Scan the entries below for the word "входить". Copy each line that has it.
--------------------------------------------------
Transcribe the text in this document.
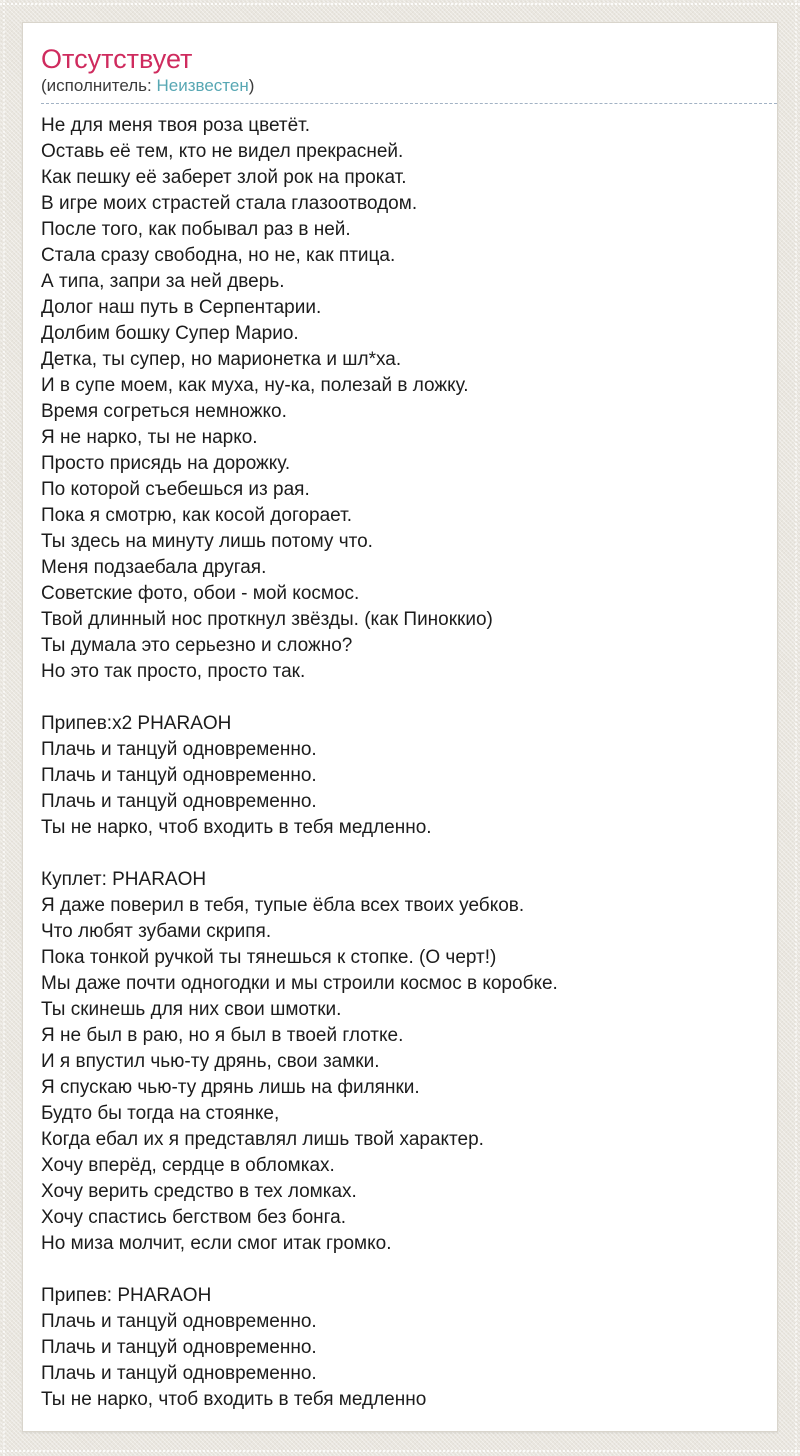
Отсутствует
(исполнитель: Неизвестен)
Не для меня твоя роза цветёт.
Оставь её тем, кто не видел прекрасней.
Как пешку её заберет злой рок на прокат.
В игре моих страстей стала глазоотводом.
После того, как побывал раз в ней.
Стала сразу свободна, но не, как птица.
А типа, запри за ней дверь.
Долог наш путь в Серпентарии.
Долбим бошку Супер Марио.
Детка, ты супер, но марионетка и шл*ха.
И в супе моем, как муха, ну-ка, полезай в ложку.
Время согреться немножко.
Я не нарко, ты не нарко.
Просто присядь на дорожку.
По которой съебешься из рая.
Пока я смотрю, как косой догорает.
Ты здесь на минуту лишь потому что.
Меня подзаебала другая.
Советские фото, обои - мой космос.
Твой длинный нос проткнул звёзды. (как Пиноккио)
Ты думала это серьезно и сложно?
Но это так просто, просто так.

Припев:x2 PHARAOH
Плачь и танцуй одновременно.
Плачь и танцуй одновременно.
Плачь и танцуй одновременно.
Ты не нарко, чтоб входить в тебя медленно.

Куплет: PHARAOH
Я даже поверил в тебя, тупые ёбла всех твоих уебков.
Что любят зубами скрипя.
Пока тонкой ручкой ты тянешься к стопке. (О черт!)
Мы даже почти одногодки и мы строили космос в коробке.
Ты скинешь для них свои шмотки.
Я не был в раю, но я был в твоей глотке.
И я впустил чью-ту дрянь, свои замки.
Я спускаю чью-ту дрянь лишь на филянки.
Будто бы тогда на стоянке,
Когда ебал их я представлял лишь твой характер.
Хочу вперёд, сердце в обломках.
Хочу верить средство в тех ломках.
Хочу спастись бегством без бонга.
Но миза молчит, если смог итак громко.

Припев: PHARAOH
Плачь и танцуй одновременно.
Плачь и танцуй одновременно.
Плачь и танцуй одновременно.
Ты не нарко, чтоб входить в тебя медленно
--------------------------------------------------
**CORRECT OUTPUT:**
Ты не нарко, чтоб входить в тебя медленно.
Ты не нарко, чтоб входить в тебя медленно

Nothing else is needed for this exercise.